Task to carry out: Restate all the material verbatim, except for the pictures.

Dataset rows:
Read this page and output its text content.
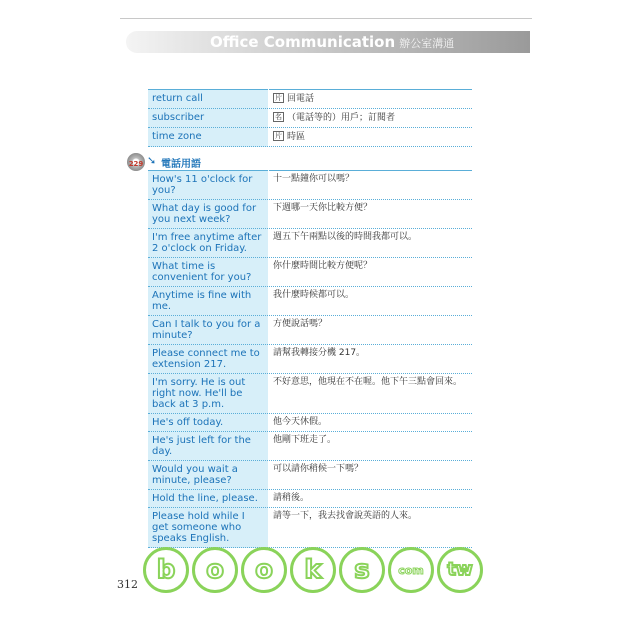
Office Communication 辦公室溝通
return call	片 回電話
subscriber	名 （電話等的）用戶；訂閱者
time zone	片 時區
229 ➘ 電話用語
How's 11 o'clock for you?	十一點鐘你可以嗎？
What day is good for you next week?	下週哪一天你比較方便？
I'm free anytime after 2 o'clock on Friday.	週五下午兩點以後的時間我都可以。
What time is convenient for you?	你什麼時間比較方便呢？
Anytime is fine with me.	我什麼時候都可以。
Can I talk to you for a minute?	方便說話嗎？
Please connect me to extension 217.	請幫我轉接分機 217。
I'm sorry. He is out right now. He'll be back at 3 p.m.	不好意思，他現在不在喔。他下午三點會回來。
He's off today.	他今天休假。
He's just left for the day.	他剛下班走了。
Would you wait a minute, please?	可以請你稍候一下嗎？
Hold the line, please.	請稍後。
Please hold while I get someone who speaks English.	請等一下，我去找會說英語的人來。
312 b	o	o	k	s	com	tw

Solution for this exercise:
Read this page and output its text content.
Office Communication 辦公室溝通
return call	片 回電話
subscriber	名 （電話等的）用戶；訂閱者
time zone	片 時區
229 ➘ 電話用語
How's 11 o'clock for you?	十一點鐘你可以嗎？
What day is good for you next week?	下週哪一天你比較方便？
I'm free anytime after 2 o'clock on Friday.	週五下午兩點以後的時間我都可以。
What time is convenient for you?	你什麼時間比較方便呢？
Anytime is fine with me.	我什麼時候都可以。
Can I talk to you for a minute?	方便說話嗎？
Please connect me to extension 217.	請幫我轉接分機 217。
I'm sorry. He is out right now. He'll be back at 3 p.m.	不好意思，他現在不在喔。他下午三點會回來。
He's off today.	他今天休假。
He's just left for the day.	他剛下班走了。
Would you wait a minute, please?	可以請你稍候一下嗎？
Hold the line, please.	請稍後。
Please hold while I get someone who speaks English.	請等一下，我去找會說英語的人來。
312 b	o	o	k	s	com	tw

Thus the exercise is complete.